• **CONSIGNE A**:
Répondez aux questions suivantes d'après l'article sur la C Series :
(i) Quel député péquiste accuse la ministre d'avoir menti ?
(ii) À combien s'élève l'investissement du Québec dans la C Series ?
(iii) Qu'a brandi la ministre Anglade pour se défendre ?
• **CONSIGNE B**: Prolongez l'article sur la C Series à partir de sa dernière phrase.

::: TEXTE À EXAMINER :::

/news/politics

Le PQ accuse la ministre d’avoir menti

Anglade se défend de manquer de transparence sur la C Series

Marc-André Gagnon

 - Agence QMI

Simon Clark

La ministre de l’Économie, Dominique Anglade, se défend de manquer de transparence et d’avoir menti en promettant des chiffres sur lesquels la vérificatrice générale a été incapable de se prononcer quant à la valeur de l’investissement du Québec dans la C Series.

«Elle a menti, elle a dit des faussetés. On était censé avoir ces informations-là. On ne les a pas obtenues», a déploré le député péquiste Alain Therrien, lors d’une mêlée de presse, jeudi matin.

Comme rapporté dans nos pages, jeudi, la vérificatrice générale Guylaine Leclerc, en marge du dépôt de ses rapports à l’Assemblée nationale, s’est avouée incapable d’évaluer la valeur de l’investissement de 1,3 milliard $ fait par le Québec dans la C Series faute d’avoir pu obtenir du gouvernement «les éléments probants suffisants et appropriés concernant la valeur comptable de ce placement».

«C’est une abomination, a dit M. Therrien. Ils ont préféré se cacher [plutôt] que de dire la vérité aux citoyens à trois mois et demi de l’élection. Ça, c’est la façon de faire des libéraux.»

En chambre, puis lors d’une mêlée de presse, la ministre Anglade s’est défendue en brandissant un tableau illustrant la valeur marchande la plus à jour du placement du Québec dans la C Series.

::: DONNÉES RÉPERTORIÉES :::

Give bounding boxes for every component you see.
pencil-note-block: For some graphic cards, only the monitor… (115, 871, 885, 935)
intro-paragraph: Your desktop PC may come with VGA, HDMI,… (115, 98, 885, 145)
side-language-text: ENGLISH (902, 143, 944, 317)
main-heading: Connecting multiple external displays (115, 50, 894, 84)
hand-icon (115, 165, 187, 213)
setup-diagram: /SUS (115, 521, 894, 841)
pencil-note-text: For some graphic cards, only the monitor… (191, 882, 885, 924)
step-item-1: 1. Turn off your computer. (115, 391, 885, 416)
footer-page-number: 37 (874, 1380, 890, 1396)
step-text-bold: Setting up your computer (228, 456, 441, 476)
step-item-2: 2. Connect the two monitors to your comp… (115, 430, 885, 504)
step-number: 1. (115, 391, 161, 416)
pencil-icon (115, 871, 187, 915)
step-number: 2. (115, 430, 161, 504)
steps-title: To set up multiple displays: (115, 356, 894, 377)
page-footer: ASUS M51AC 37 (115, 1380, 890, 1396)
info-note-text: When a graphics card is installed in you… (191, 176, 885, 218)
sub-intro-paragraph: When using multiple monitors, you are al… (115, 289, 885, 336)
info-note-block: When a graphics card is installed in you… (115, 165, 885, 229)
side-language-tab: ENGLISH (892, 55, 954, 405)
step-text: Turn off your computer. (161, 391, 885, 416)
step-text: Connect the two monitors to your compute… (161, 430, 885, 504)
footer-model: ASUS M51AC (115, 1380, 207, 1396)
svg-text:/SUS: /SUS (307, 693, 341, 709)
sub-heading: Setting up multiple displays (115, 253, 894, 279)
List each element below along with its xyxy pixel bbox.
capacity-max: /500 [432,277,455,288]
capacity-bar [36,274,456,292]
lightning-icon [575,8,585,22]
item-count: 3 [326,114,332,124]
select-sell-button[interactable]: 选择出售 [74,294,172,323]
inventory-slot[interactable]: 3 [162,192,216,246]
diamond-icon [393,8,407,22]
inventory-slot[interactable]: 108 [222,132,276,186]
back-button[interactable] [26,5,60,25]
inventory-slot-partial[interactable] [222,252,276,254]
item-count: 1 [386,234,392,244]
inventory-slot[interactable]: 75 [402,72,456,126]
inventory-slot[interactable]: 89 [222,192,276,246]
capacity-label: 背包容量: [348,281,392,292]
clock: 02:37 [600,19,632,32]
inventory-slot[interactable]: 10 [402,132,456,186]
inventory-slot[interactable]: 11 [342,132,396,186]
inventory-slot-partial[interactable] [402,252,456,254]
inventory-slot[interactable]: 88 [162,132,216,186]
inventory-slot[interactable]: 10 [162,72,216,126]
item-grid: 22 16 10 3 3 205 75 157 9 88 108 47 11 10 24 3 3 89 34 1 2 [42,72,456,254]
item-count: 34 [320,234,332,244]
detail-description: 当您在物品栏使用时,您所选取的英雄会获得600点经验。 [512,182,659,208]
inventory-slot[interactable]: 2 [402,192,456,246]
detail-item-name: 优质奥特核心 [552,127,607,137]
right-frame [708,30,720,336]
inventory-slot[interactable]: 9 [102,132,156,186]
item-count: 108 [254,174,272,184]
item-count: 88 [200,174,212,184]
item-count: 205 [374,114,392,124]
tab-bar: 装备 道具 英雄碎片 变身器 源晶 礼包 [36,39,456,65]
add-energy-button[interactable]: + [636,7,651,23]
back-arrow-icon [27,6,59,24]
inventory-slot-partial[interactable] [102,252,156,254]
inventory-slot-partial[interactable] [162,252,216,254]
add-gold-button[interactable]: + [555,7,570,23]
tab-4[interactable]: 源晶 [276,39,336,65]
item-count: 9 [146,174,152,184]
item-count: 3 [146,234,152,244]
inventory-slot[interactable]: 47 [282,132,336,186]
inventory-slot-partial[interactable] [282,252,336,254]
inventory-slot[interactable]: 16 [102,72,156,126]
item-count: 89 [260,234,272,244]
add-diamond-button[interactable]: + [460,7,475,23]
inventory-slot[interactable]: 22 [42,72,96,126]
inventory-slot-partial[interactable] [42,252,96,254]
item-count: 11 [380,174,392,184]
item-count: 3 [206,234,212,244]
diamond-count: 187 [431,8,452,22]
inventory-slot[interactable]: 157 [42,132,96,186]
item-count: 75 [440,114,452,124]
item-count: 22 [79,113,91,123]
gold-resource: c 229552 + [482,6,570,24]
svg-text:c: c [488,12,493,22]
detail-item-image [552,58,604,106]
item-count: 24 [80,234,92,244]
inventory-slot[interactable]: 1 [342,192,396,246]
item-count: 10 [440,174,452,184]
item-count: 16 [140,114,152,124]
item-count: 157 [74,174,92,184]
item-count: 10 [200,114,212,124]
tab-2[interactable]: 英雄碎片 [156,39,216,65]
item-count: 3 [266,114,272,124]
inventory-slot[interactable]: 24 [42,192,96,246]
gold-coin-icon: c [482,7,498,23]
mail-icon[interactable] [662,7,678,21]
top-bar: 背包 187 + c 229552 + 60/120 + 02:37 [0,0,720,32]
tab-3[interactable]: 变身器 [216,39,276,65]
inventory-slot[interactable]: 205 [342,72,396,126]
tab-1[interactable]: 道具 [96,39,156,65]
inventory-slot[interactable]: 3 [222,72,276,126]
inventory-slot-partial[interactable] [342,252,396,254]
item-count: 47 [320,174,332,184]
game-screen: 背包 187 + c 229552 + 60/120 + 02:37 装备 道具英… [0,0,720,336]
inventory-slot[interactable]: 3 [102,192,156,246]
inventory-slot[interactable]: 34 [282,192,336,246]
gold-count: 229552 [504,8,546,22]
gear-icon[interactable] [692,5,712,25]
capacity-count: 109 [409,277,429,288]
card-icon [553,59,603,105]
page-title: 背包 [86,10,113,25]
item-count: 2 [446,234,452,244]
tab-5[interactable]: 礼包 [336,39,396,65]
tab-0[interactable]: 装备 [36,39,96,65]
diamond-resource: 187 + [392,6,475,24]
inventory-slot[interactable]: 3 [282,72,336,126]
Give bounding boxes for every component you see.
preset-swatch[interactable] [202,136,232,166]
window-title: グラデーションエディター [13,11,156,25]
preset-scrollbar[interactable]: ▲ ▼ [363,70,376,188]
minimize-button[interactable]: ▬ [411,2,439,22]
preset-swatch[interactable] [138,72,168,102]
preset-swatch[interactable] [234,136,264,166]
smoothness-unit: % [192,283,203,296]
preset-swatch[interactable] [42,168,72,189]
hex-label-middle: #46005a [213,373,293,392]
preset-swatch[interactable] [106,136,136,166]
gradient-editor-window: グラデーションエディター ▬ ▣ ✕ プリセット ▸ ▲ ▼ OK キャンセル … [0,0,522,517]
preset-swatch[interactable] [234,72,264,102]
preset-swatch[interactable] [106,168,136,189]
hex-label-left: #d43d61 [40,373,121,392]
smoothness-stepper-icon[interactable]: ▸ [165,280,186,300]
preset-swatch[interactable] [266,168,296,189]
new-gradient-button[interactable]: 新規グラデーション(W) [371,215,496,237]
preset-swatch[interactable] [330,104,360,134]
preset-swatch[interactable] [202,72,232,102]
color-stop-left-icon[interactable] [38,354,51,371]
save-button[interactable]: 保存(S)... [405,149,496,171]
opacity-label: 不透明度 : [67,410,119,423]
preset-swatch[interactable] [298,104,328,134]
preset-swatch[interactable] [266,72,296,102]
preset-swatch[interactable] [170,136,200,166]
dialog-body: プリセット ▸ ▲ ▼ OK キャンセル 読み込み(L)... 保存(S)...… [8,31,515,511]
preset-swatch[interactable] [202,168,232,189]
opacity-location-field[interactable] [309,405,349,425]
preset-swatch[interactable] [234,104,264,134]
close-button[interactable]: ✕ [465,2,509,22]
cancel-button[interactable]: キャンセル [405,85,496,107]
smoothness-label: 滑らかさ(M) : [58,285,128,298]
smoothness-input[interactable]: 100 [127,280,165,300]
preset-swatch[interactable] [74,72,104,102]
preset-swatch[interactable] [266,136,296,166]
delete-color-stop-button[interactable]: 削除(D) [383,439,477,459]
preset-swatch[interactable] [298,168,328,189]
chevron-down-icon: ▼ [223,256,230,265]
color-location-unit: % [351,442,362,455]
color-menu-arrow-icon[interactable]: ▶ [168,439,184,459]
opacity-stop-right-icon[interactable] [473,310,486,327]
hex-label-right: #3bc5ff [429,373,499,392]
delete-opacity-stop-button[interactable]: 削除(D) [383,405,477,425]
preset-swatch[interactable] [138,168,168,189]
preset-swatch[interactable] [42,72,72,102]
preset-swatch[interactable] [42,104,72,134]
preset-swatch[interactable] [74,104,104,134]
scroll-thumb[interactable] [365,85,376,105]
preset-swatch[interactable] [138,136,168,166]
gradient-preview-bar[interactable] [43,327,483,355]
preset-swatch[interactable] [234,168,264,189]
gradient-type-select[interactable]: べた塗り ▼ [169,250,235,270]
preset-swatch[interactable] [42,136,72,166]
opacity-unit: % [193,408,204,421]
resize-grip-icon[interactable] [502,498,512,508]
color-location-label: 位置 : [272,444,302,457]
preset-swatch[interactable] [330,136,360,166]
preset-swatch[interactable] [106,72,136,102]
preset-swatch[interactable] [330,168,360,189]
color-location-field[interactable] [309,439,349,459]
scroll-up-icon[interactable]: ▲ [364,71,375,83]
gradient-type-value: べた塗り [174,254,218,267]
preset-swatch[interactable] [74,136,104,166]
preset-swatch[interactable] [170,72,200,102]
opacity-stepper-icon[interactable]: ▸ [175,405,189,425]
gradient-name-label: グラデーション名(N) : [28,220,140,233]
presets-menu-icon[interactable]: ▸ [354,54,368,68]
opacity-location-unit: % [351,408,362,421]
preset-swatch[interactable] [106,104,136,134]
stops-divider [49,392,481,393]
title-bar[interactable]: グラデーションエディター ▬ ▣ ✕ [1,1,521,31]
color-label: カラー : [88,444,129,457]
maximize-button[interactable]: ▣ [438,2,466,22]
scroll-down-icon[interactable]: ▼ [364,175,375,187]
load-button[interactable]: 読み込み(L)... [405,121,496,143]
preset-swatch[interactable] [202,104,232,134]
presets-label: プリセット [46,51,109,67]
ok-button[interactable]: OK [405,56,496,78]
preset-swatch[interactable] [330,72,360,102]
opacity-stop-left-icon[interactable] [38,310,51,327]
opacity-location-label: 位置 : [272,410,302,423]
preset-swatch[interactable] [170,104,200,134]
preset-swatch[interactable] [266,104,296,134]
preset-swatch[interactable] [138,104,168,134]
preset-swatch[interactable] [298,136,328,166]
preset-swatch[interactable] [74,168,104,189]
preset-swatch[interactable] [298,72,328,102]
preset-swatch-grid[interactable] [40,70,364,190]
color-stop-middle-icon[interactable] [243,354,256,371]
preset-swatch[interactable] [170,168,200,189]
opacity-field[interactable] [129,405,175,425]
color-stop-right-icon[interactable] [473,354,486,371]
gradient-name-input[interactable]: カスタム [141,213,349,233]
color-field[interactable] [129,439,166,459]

:::

• **RÉPONSE A**:
(i) Alain Therrien.
(ii) 1,3 milliard $.
(iii) Un tableau illustrant la valeur marchande la plus à jour du placement du Québec dans la C Series.

• **RÉPONSE B**:
«Faux», dit Anglade

Selon une étude de la firme KPMG remise au gouvernement le mois dernier, on parle d’une «fourchette» qui se situe entre 1,4 et 1,5 milliard $.

«Il est absolument faux de prétendre que nous avons perdu de l’argent dans l’investissement de la C Series, a martelé Mme Anglade. Encore une fois, si demain matin on décide de liquider, on va non seulement récupérer nos billes, mais on aura une valeur supérieure notamment à cause des 270 millions $ que l’on va faire à cause des bons de souscription.»

Mme Anglade a par ailleurs assuré que son ministère avait pleinement collaboré avec la vérificatrice générale.

Une «bonne nouvelle»

Interrogé à ce sujet, le premier ministre a nié tout manque de transparence, en qualifiant de «bonne nouvelle» les chiffres calculés par KPGM.

«Il y a des éléments de renseignements qu’ils ne sont pas possibles de transmettre pour des raisons commerciales. Et ça, c’est toujours la même chose», a dit Philippe Couillard.